任务说明 1:
请根据这篇关于gmx在超算平台上运行报错的帖子回答下列问题:
(a) 单个结点的硬件配置是什么?
(b) 第2种提交指令报错时,总势能在第几步变成了nan?
(c) 第3种提交指令报错中,有多少个粒子被传给了PME rank 1?
任务说明 2: 接着这篇关于gmx在超算平台上运行报错的帖子的最后一句,写出下一部分。

阅读材料:
◇ ◇ ◇ ◇ ◇
|
|
本帖最后由 jimulation 于 2020-12-31 20:41 编辑
在虚拟机里用gmx2019.6生成了tpr文件,放到广州超算平台上用gpu版的gmx2019.6跑,单结点配置是4块V100加28核心CPU。尝试了多种提交指令,遇到了几种错误如下:
1.yhrun -N 1 -n 4 ...... -ntomp 6 -gpu_id 0123 -nb gpu -pme gpu -npme 1 -bonded gpu
报错:Inconsistency in user input:Bonded interactions on the GPU were required, but not supported for these simulation settings. Change your settings, or do not require using GPUs.
2.yhrun -N 1 -n 4 ...... -ntomp 6 -gpu_id 0123 -nb gpu -pme gpu -npme 1 -bonded cpu
报错:Step 100: The total potential energy is nan, which is not finite. The LJ and electrostatic contributions to the energy are 0 and 0, respectively. A non-finite potential energy can be caused by overlapping interactions in bonded interactions or very large or Nan coordinate values. Usually this is caused by a badly- or non-equilibrated initial configuration, incorrect interactions or parameters in the topology.
3.yhrun -N 1 -n 4 ...... -ntomp 6 -gpu_id 0123
报错:80 particles communicated to PME rank 1 are more than 2/3 times the cut-off out of the domain decomposition cell of their charge group in dimension x. This usually means that your system is not well equilibrated.
◇ ◇ ◇ ◇ ◇
提供的条目:
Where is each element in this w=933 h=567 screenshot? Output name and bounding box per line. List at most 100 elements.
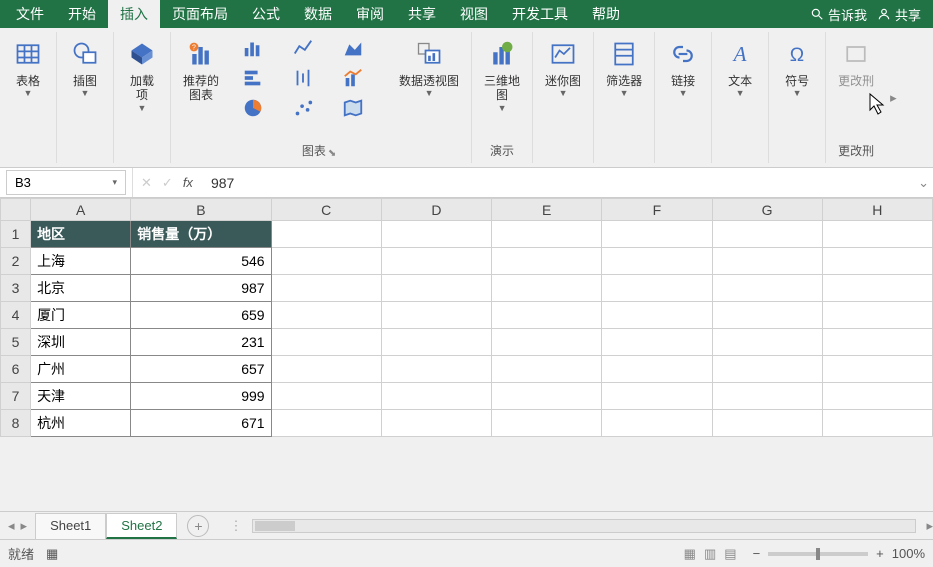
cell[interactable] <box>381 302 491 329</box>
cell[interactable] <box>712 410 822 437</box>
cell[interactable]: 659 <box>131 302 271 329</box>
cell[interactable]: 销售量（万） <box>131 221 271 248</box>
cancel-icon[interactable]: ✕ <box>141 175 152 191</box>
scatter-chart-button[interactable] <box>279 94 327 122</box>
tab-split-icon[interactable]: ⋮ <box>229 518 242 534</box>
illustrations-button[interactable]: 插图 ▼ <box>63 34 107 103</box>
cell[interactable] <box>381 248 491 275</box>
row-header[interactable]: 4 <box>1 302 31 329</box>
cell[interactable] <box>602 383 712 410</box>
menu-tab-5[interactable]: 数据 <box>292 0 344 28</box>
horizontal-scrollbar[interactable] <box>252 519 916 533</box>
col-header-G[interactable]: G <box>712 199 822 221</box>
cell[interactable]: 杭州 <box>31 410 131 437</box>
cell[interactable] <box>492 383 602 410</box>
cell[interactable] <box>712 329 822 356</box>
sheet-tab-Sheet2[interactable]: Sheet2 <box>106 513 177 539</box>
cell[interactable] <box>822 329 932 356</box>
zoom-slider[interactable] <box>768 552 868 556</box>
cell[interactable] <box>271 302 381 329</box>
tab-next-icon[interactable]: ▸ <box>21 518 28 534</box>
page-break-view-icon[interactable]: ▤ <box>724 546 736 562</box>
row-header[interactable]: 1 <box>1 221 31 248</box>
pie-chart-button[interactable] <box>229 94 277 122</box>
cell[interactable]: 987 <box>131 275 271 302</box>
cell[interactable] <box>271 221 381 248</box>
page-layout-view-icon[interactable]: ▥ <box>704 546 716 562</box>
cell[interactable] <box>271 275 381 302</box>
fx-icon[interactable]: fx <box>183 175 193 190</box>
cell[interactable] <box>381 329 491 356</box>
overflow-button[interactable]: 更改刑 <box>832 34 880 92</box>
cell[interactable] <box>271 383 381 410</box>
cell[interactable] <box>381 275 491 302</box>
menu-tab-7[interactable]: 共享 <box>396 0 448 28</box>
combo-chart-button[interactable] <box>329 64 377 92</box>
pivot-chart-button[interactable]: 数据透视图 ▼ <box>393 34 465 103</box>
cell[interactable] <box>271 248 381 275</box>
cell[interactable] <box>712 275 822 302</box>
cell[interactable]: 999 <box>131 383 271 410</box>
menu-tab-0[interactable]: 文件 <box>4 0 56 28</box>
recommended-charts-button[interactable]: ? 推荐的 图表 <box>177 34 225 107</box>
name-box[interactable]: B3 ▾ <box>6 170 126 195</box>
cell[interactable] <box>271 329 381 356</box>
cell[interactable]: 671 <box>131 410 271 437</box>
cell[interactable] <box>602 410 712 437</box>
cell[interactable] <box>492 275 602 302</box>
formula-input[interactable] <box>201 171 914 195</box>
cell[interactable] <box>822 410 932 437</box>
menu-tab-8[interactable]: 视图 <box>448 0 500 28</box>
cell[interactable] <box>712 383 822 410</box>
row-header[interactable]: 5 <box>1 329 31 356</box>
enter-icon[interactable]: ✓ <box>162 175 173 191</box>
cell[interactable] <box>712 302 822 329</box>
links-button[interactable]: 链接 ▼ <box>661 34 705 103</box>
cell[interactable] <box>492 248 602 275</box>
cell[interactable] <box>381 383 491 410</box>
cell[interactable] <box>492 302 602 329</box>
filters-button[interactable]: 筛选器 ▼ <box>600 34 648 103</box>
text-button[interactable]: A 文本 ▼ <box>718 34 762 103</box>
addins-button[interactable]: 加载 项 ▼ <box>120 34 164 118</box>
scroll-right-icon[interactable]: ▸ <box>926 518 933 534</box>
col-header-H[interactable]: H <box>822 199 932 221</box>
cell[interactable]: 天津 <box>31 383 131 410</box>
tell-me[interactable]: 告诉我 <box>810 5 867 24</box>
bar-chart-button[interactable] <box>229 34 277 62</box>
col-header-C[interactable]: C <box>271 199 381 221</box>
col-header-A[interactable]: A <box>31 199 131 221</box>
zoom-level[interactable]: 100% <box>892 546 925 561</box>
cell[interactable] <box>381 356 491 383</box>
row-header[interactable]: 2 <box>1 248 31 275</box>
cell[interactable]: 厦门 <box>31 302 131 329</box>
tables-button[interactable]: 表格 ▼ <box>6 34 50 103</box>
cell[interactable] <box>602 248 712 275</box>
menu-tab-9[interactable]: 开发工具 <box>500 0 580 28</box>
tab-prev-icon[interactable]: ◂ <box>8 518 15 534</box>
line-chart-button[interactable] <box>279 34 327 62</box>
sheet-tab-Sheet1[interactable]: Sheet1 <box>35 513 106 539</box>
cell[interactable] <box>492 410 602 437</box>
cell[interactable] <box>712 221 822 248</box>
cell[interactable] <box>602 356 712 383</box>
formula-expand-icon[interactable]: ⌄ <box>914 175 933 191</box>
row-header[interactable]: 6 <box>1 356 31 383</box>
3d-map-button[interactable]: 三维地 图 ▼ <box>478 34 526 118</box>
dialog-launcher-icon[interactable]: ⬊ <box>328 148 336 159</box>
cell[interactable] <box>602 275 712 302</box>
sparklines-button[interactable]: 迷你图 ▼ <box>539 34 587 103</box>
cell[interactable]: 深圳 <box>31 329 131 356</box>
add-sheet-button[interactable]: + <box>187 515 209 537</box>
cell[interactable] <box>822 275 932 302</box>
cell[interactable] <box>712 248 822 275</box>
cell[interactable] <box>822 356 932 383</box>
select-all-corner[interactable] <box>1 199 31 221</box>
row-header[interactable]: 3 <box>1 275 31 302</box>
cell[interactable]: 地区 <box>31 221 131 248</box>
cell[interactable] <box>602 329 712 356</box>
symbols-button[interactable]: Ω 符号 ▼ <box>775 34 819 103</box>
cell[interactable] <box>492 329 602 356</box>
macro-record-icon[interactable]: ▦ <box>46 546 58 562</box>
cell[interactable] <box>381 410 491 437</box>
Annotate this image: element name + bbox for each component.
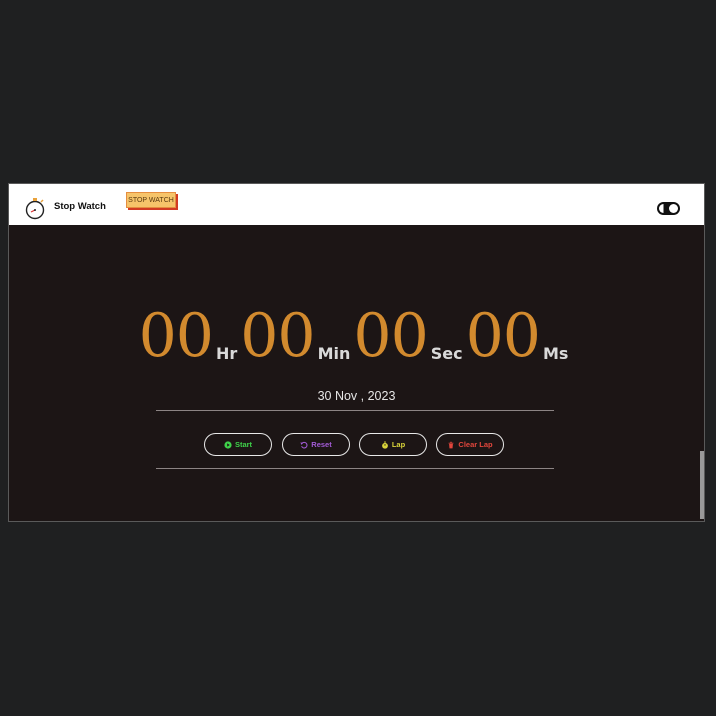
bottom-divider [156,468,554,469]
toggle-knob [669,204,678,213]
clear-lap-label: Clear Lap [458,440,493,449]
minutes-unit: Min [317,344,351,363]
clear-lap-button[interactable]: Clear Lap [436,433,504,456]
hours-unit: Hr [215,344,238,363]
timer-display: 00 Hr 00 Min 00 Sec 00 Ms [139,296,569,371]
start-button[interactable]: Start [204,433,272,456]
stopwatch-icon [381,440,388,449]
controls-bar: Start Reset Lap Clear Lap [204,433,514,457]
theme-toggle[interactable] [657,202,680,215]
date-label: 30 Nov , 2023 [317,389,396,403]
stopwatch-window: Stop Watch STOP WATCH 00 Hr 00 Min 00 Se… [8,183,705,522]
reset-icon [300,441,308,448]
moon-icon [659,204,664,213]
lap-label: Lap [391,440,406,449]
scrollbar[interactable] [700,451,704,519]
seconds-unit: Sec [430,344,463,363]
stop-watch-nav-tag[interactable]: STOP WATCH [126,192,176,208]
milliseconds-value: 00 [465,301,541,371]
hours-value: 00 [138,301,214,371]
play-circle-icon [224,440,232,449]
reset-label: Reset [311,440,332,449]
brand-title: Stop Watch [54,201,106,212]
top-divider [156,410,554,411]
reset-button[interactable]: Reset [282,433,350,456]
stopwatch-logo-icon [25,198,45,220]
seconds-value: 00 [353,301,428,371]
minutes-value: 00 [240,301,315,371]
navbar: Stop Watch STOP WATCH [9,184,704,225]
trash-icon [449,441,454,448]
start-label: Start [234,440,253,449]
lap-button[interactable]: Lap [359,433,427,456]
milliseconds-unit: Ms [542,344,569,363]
◇ ◇ ◇ ◇ ◇
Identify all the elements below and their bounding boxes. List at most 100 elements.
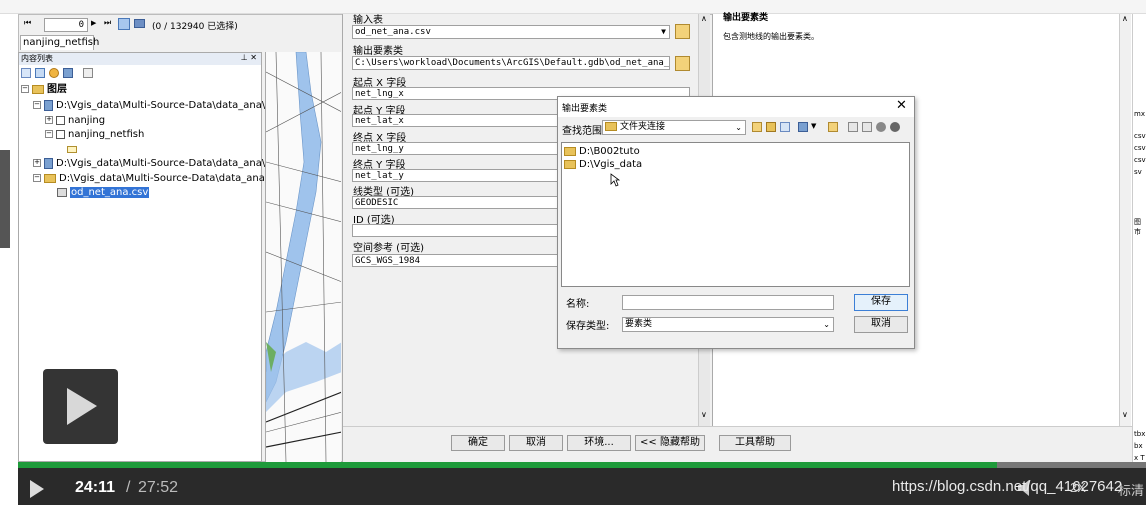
◇ ◇ ◇ ◇ ◇
最终结果 1:
(a) 4块V100加28核心CPU。
(b) 第100步。
(c) 80个。

最终结果 2:
4.yhrun -N 1 -n 2 ...... -ntomp 6 -gpu_id 0123
报错:step 1: One or more water molecules can not be settled. Check for bad contacts and/or reduce the timestep if appropriate.
以上,问题1:为什么采用nb/npme/bonded选项,会出现不同的错误?其中有什么内部机制么?
————————————————
将-n选项改为1,仅使用一个rank,则可以正常运行,如5~7;但指定了-bonded gpu又会出错,如8:
5.yhrun -N 1 -n 1 ...... -ntomp 16 -gpu_id 0123(63ns/day)log文件提示:1 GPU selected for this run. Mapping of GPU IDs to the 2 GPU tasks in the 1 rank on this node: PP:0,PME:0. PP tasks will do (non-perturbed) short-ranged interactions on the GPU, PME tasks will do all aspects on the GPU)
6.yhrun -N 1 -n 1 ...... -ntomp 24 -gpu_id 0123(66ns/day,log文件提示同5)
7.yhrun -N 1 -n 1 ...... -ntomp 28 -gpu_id 0123(61ns/day,log文件提示同5)
8.yhrun -N 1 -n 1 ...... -ntomp 24 -gpu_id 0123 -nb gpu -pme gpu -npme 1 -bonded gpu(报错,同1)
以上,问题2:为何改用一个rank就能正常运行,但-bonded还是不能手动指定?
————————————————
还有一个问题3:采用纯CPU计算时,-n或-ntmpi设置rank数,-ntomp设置每个rank的线程数(http://bbs.keinsci.com/thread-13861-1-1.html),二者乘积是总核数。那么采用GPU/CPU混合计算时,gpu是如何被划分的?比如只有一块GPU,-ntmpi设为4,-ntomp设为6,若1个pme rank在GPU上计算,其线程数指什么?剩余3个rank在CPU上计算,则CPU一共是24核还是18核参与运算?
问题比较多,求解答,非常感谢!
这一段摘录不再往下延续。